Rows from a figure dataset
********
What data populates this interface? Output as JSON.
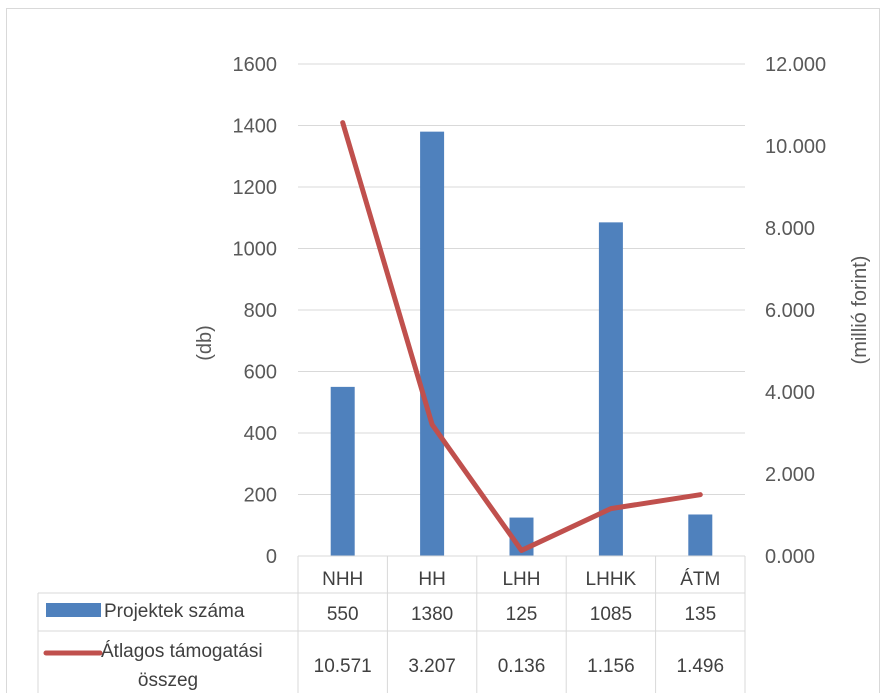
{
  "chart_data": {
    "type": "bar",
    "categories": [
      "NHH",
      "HH",
      "LHH",
      "LHHK",
      "ÁTM"
    ],
    "series": [
      {
        "name": "Projektek száma",
        "type": "bar",
        "axis": "left",
        "color": "#4f81bd",
        "values": [
          550,
          1380,
          125,
          1085,
          135
        ],
        "labels": [
          "550",
          "1380",
          "125",
          "1085",
          "135"
        ]
      },
      {
        "name": "Átlagos támogatási összeg",
        "name_lines": [
          "Átlagos támogatási",
          "összeg"
        ],
        "type": "line",
        "axis": "right",
        "color": "#c0504d",
        "values": [
          10.571,
          3.207,
          0.136,
          1.156,
          1.496
        ],
        "labels": [
          "10.571",
          "3.207",
          "0.136",
          "1.156",
          "1.496"
        ]
      }
    ],
    "ylabel": "(db)",
    "y2label": "(millió forint)",
    "ylim": [
      0,
      1600
    ],
    "y2lim": [
      0,
      12
    ],
    "yticks": [
      "0",
      "200",
      "400",
      "600",
      "800",
      "1000",
      "1200",
      "1400",
      "1600"
    ],
    "y2ticks": [
      "0.000",
      "2.000",
      "4.000",
      "6.000",
      "8.000",
      "10.000",
      "12.000"
    ],
    "grid": true,
    "legend": "data-table"
  }
}
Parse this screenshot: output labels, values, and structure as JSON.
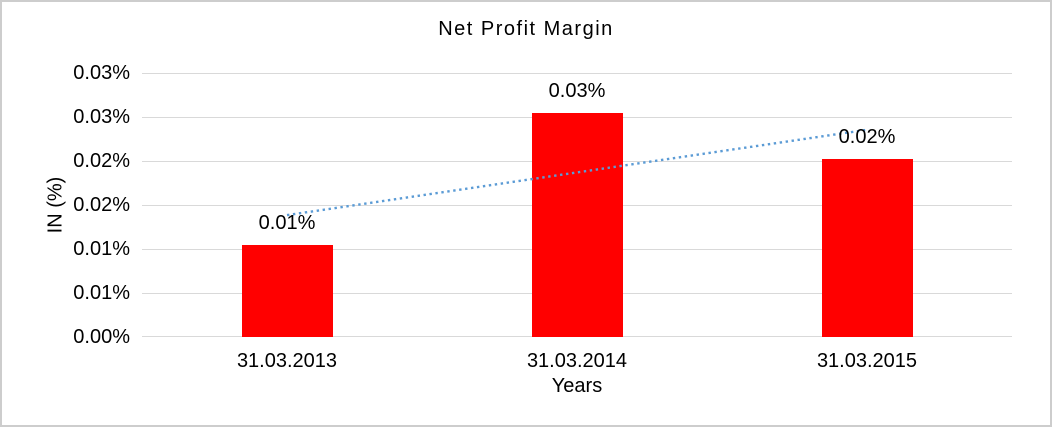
{
  "chart_data": {
    "type": "bar",
    "title": "Net Profit Margin",
    "xlabel": "Years",
    "ylabel": "IN (%)",
    "categories": [
      "31.03.2013",
      "31.03.2014",
      "31.03.2015"
    ],
    "values": [
      0.0105,
      0.0254,
      0.0202
    ],
    "data_labels": [
      "0.01%",
      "0.03%",
      "0.02%"
    ],
    "ylim": [
      0,
      0.03
    ],
    "y_ticks": [
      {
        "value": 0.03,
        "label": "0.03%"
      },
      {
        "value": 0.025,
        "label": "0.03%"
      },
      {
        "value": 0.02,
        "label": "0.02%"
      },
      {
        "value": 0.015,
        "label": "0.02%"
      },
      {
        "value": 0.01,
        "label": "0.01%"
      },
      {
        "value": 0.005,
        "label": "0.01%"
      },
      {
        "value": 0.0,
        "label": "0.00%"
      }
    ],
    "grid": "horizontal",
    "legend": "none",
    "bar_color": "#ff0000",
    "trendline": {
      "type": "linear",
      "style": "dotted",
      "color": "#5b9bd5"
    },
    "colors": {
      "gridline": "#d9d9d9",
      "text": "#000000",
      "background": "#ffffff",
      "frame_border": "#cdcdcd"
    }
  }
}
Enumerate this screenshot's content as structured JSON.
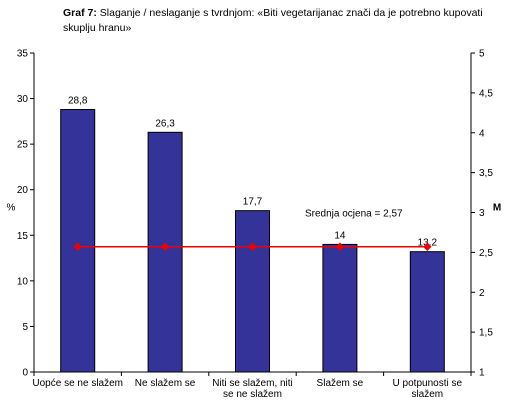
{
  "title_prefix": "Graf 7:",
  "title_text": "Slaganje / neslaganje s tvrdnjom: «Biti vegetarijanac znači da je potrebno kupovati skuplju hranu»",
  "chart_data": {
    "type": "bar",
    "categories": [
      [
        "Uopće se ne slažem"
      ],
      [
        "Ne slažem se"
      ],
      [
        "Niti se slažem, niti",
        "se ne slažem"
      ],
      [
        "Slažem se"
      ],
      [
        "U potpunosti se",
        "slažem"
      ]
    ],
    "values": [
      28.8,
      26.3,
      17.7,
      14,
      13.2
    ],
    "value_labels": [
      "28,8",
      "26,3",
      "17,7",
      "14",
      "13,2"
    ],
    "ylabel": "%",
    "ylim": [
      0,
      35
    ],
    "yticks": [
      "0",
      "5",
      "10",
      "15",
      "20",
      "25",
      "30",
      "35"
    ],
    "y2label": "M",
    "y2lim": [
      1,
      5
    ],
    "y2ticks": [
      "1",
      "1,5",
      "2",
      "2,5",
      "3",
      "3,5",
      "4",
      "4,5",
      "5"
    ],
    "mean_line": {
      "value": 2.57,
      "label": "Srednja ocjena = 2,57",
      "color": "#ee0000"
    },
    "bar_color": "#333399",
    "grid": false
  }
}
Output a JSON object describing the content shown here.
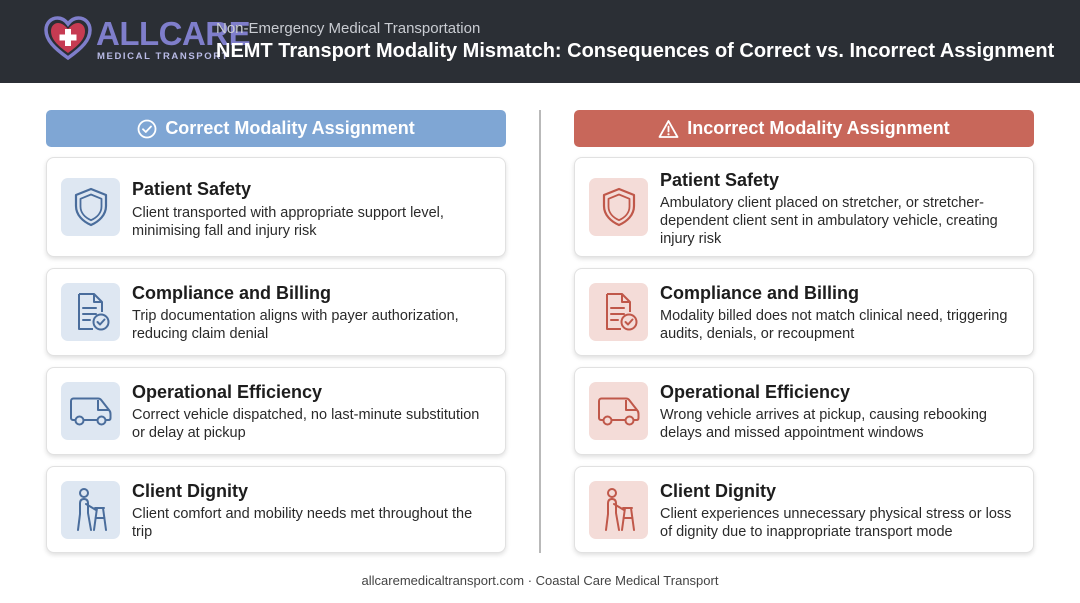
{
  "logo": {
    "word": "ALLCARE",
    "sub": "MEDICAL TRANSPORT"
  },
  "header": {
    "subtitle": "Non-Emergency Medical Transportation",
    "title": "NEMT Transport Modality Mismatch: Consequences of Correct vs. Incorrect Assignment"
  },
  "colors": {
    "header_bg": "#2b2f35",
    "correct_accent": "#7fa6d4",
    "incorrect_accent": "#c8675a",
    "correct_icon": "#4a6d9c",
    "incorrect_icon": "#c0584a"
  },
  "correct": {
    "heading": "Correct Modality Assignment",
    "heading_icon": "check-circle-icon",
    "cards": [
      {
        "icon": "shield-icon",
        "title": "Patient Safety",
        "desc": "Client transported with appropriate support level, minimising fall and injury risk"
      },
      {
        "icon": "document-check-icon",
        "title": "Compliance and Billing",
        "desc": "Trip documentation aligns with payer authorization, reducing claim denial"
      },
      {
        "icon": "van-icon",
        "title": "Operational Efficiency",
        "desc": "Correct vehicle dispatched, no last-minute substitution or delay at pickup"
      },
      {
        "icon": "walker-person-icon",
        "title": "Client Dignity",
        "desc": "Client comfort and mobility needs met throughout the trip"
      }
    ]
  },
  "incorrect": {
    "heading": "Incorrect Modality Assignment",
    "heading_icon": "warning-triangle-icon",
    "cards": [
      {
        "icon": "shield-icon",
        "title": "Patient Safety",
        "desc": "Ambulatory client placed on stretcher, or stretcher-dependent client sent in ambulatory vehicle, creating injury risk"
      },
      {
        "icon": "document-check-icon",
        "title": "Compliance and Billing",
        "desc": "Modality billed does not match clinical need, triggering audits, denials, or recoupment"
      },
      {
        "icon": "van-icon",
        "title": "Operational Efficiency",
        "desc": "Wrong vehicle arrives at pickup, causing rebooking delays and missed appointment windows"
      },
      {
        "icon": "walker-person-icon",
        "title": "Client Dignity",
        "desc": "Client experiences unnecessary physical stress or loss of dignity due to inappropriate transport mode"
      }
    ]
  },
  "footer": {
    "text": "allcaremedicaltransport.com · Coastal Care Medical Transport"
  }
}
********
Pull every line containing "összeg" out of the data above.

        "name": "Átlagos támogatási összeg",
          "összeg"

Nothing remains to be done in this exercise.